→ **Short exercise**
Drop the pictures from the entries below, then reproduce the rest exactly.

→ **Provided information**
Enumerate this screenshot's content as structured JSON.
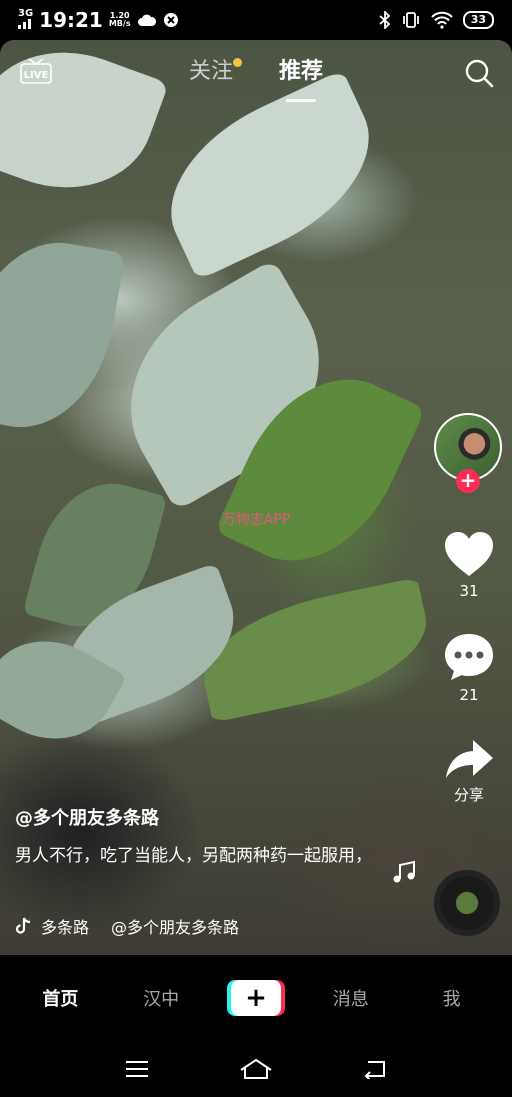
{
  "status_bar": {
    "network": "3G",
    "time": "19:21",
    "speed_value": "1.20",
    "speed_unit": "MB/s",
    "battery": "33"
  },
  "top_tabs": {
    "live_label": "LIVE",
    "following": "关注",
    "recommended": "推荐"
  },
  "watermark": "万物志APP",
  "rail": {
    "likes": "31",
    "comments": "21",
    "share": "分享"
  },
  "post": {
    "author": "@多个朋友多条路",
    "caption": "男人不行，吃了当能人，另配两种药一起服用，",
    "music_title": "多条路",
    "music_author": "@多个朋友多条路"
  },
  "bottom_nav": {
    "home": "首页",
    "city": "汉中",
    "create": "+",
    "messages": "消息",
    "me": "我"
  },
  "colors": {
    "accent_red": "#fe2c55",
    "accent_cyan": "#25f4ee",
    "notification_dot": "#f7c43c"
  }
}
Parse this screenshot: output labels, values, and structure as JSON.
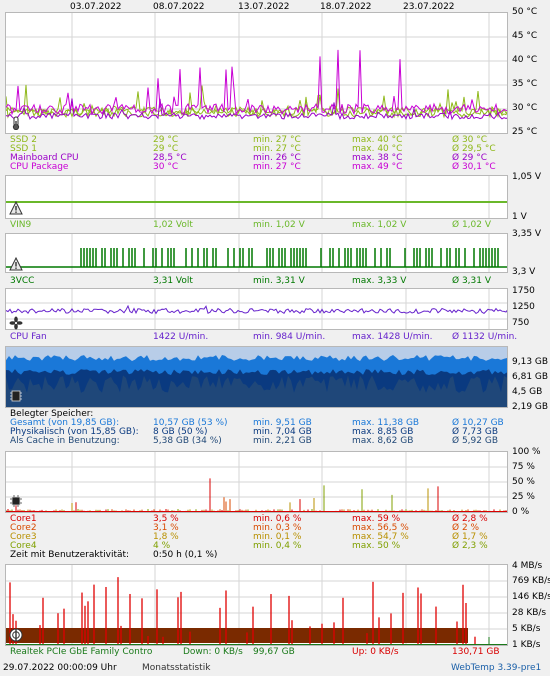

→ **Finished exercise**
Enumerate this screenshot's content as structured JSON.
{
  "status_bar": {
    "network": "3G",
    "time": "19:21",
    "speed_value": "1.20",
    "speed_unit": "MB/s",
    "battery": "33"
  },
  "top_tabs": {
    "live_label": "LIVE",
    "following": "关注",
    "recommended": "推荐"
  },
  "watermark": "万物志APP",
  "rail": {
    "likes": "31",
    "comments": "21",
    "share": "分享"
  },
  "post": {
    "author": "@多个朋友多条路",
    "caption": "男人不行，吃了当能人，另配两种药一起服用，",
    "music_title": "多条路",
    "music_author": "@多个朋友多条路"
  },
  "bottom_nav": {
    "home": "首页",
    "city": "汉中",
    "create": "+",
    "messages": "消息",
    "me": "我"
  },
  "colors": {
    "accent_red": "#fe2c55",
    "accent_cyan": "#25f4ee",
    "notification_dot": "#f7c43c"
  }
}
Parse this screenshot: output labels, values, and structure as JSON.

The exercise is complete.